* JOB *
Set out every line of the items below as a numbered list, leaving out the blank lines.

* SUPPLIED DATA *

┄┄┄┄┄┄┄┄┄┄

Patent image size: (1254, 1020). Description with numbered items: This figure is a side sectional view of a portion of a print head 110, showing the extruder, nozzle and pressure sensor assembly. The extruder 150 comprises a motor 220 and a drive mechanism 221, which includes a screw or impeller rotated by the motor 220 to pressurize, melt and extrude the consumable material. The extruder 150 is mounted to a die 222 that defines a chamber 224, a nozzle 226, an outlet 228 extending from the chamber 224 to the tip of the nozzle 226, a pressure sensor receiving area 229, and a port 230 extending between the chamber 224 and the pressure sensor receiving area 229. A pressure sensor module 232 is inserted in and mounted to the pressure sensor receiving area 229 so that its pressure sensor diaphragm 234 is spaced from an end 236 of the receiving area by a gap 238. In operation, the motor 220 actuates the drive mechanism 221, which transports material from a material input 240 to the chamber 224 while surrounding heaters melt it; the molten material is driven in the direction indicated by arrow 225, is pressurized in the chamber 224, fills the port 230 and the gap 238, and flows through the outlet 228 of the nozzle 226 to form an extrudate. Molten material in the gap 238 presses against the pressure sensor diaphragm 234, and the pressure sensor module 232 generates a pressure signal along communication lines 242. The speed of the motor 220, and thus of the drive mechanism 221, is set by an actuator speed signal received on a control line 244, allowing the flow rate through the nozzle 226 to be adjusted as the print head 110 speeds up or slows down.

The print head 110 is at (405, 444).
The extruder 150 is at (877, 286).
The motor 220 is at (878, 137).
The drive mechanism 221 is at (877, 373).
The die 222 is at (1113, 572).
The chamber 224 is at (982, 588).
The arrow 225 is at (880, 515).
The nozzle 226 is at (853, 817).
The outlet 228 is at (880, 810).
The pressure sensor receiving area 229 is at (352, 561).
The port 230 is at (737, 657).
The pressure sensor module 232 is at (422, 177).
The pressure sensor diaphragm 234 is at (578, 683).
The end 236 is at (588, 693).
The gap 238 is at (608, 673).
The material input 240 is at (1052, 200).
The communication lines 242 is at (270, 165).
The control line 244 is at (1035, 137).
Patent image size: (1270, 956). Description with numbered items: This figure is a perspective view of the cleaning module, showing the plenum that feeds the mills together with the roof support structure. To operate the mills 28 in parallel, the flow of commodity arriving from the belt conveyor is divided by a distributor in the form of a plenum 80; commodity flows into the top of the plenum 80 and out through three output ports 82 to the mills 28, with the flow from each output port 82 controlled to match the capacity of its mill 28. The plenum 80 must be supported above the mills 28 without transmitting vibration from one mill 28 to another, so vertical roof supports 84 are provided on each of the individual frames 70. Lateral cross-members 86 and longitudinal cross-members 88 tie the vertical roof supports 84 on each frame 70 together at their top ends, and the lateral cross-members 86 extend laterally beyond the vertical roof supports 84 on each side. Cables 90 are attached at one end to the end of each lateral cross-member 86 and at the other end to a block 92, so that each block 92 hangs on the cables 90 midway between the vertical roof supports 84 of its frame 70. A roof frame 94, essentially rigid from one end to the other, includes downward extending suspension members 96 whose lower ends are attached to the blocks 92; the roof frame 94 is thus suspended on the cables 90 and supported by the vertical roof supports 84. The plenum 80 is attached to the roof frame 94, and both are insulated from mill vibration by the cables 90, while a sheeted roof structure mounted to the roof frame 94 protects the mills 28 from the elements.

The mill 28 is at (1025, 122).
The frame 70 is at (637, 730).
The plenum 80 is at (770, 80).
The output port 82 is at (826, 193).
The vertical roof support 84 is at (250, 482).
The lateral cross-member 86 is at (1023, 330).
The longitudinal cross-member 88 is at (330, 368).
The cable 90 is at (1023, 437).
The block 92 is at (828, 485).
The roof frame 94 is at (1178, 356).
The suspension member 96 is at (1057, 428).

┄┄┄┄┄┄┄┄┄┄

* THE COMPLETED TASK *
1. Patent image size: (1254, 1020). Description with numbered items: This figure is a side sectional view of a portion of a print head 110, showing the extruder, nozzle and pressure sensor assembly. The extruder 150 comprises a motor 220 and a drive mechanism 221, which includes a screw or impeller rotated by the motor 220 to pressurize, melt and extrude the consumable material. The extruder 150 is mounted to a die 222 that defines a chamber 224, a nozzle 226, an outlet 228 extending from the chamber 224 to the tip of the nozzle 226, a pressure sensor receiving area 229, and a port 230 extending between the chamber 224 and the pressure sensor receiving area 229. A pressure sensor module 232 is inserted in and mounted to the pressure sensor receiving area 229 so that its pressure sensor diaphragm 234 is spaced from an end 236 of the receiving area by a gap 238. In operation, the motor 220 actuates the drive mechanism 221, which transports material from a material input 240 to the chamber 224 while surrounding heaters melt it; the molten material is driven in the direction indicated by arrow 225, is pressurized in the chamber 224, fills the port 230 and the gap 238, and flows through the outlet 228 of the nozzle 226 to form an extrudate. Molten material in the gap 238 presses against the pressure sensor diaphragm 234, and the pressure sensor module 232 generates a pressure signal along communication lines 242. The speed of the motor 220, and thus of the drive mechanism 221, is set by an actuator speed signal received on a control line 244, allowing the flow rate through the nozzle 226 to be adjusted as the print head 110 speeds up or slows down.
2. The print head 110 is at (405, 444).
3. The extruder 150 is at (877, 286).
4. The motor 220 is at (878, 137).
5. The drive mechanism 221 is at (877, 373).
6. The die 222 is at (1113, 572).
7. The chamber 224 is at (982, 588).
8. The arrow 225 is at (880, 515).
9. The nozzle 226 is at (853, 817).
10. The outlet 228 is at (880, 810).
11. The pressure sensor receiving area 229 is at (352, 561).
12. The port 230 is at (737, 657).
13. The pressure sensor module 232 is at (422, 177).
14. The pressure sensor diaphragm 234 is at (578, 683).
15. The end 236 is at (588, 693).
16. The gap 238 is at (608, 673).
17. The material input 240 is at (1052, 200).
18. The communication lines 242 is at (270, 165).
19. The control line 244 is at (1035, 137).
20. Patent image size: (1270, 956). Description with numbered items: This figure is a perspective view of the cleaning module, showing the plenum that feeds the mills together with the roof support structure. To operate the mills 28 in parallel, the flow of commodity arriving from the belt conveyor is divided by a distributor in the form of a plenum 80; commodity flows into the top of the plenum 80 and out through three output ports 82 to the mills 28, with the flow from each output port 82 controlled to match the capacity of its mill 28. The plenum 80 must be supported above the mills 28 without transmitting vibration from one mill 28 to another, so vertical roof supports 84 are provided on each of the individual frames 70. Lateral cross-members 86 and longitudinal cross-members 88 tie the vertical roof supports 84 on each frame 70 together at their top ends, and the lateral cross-members 86 extend laterally beyond the vertical roof supports 84 on each side. Cables 90 are attached at one end to the end of each lateral cross-member 86 and at the other end to a block 92, so that each block 92 hangs on the cables 90 midway between the vertical roof supports 84 of its frame 70. A roof frame 94, essentially rigid from one end to the other, includes downward extending suspension members 96 whose lower ends are attached to the blocks 92; the roof frame 94 is thus suspended on the cables 90 and supported by the vertical roof supports 84. The plenum 80 is attached to the roof frame 94, and both are insulated from mill vibration by the cables 90, while a sheeted roof structure mounted to the roof frame 94 protects the mills 28 from the elements.
21. The mill 28 is at (1025, 122).
22. The frame 70 is at (637, 730).
23. The plenum 80 is at (770, 80).
24. The output port 82 is at (826, 193).
25. The vertical roof support 84 is at (250, 482).
26. The lateral cross-member 86 is at (1023, 330).
27. The longitudinal cross-member 88 is at (330, 368).
28. The cable 90 is at (1023, 437).
29. The block 92 is at (828, 485).
30. The roof frame 94 is at (1178, 356).
31. The suspension member 96 is at (1057, 428).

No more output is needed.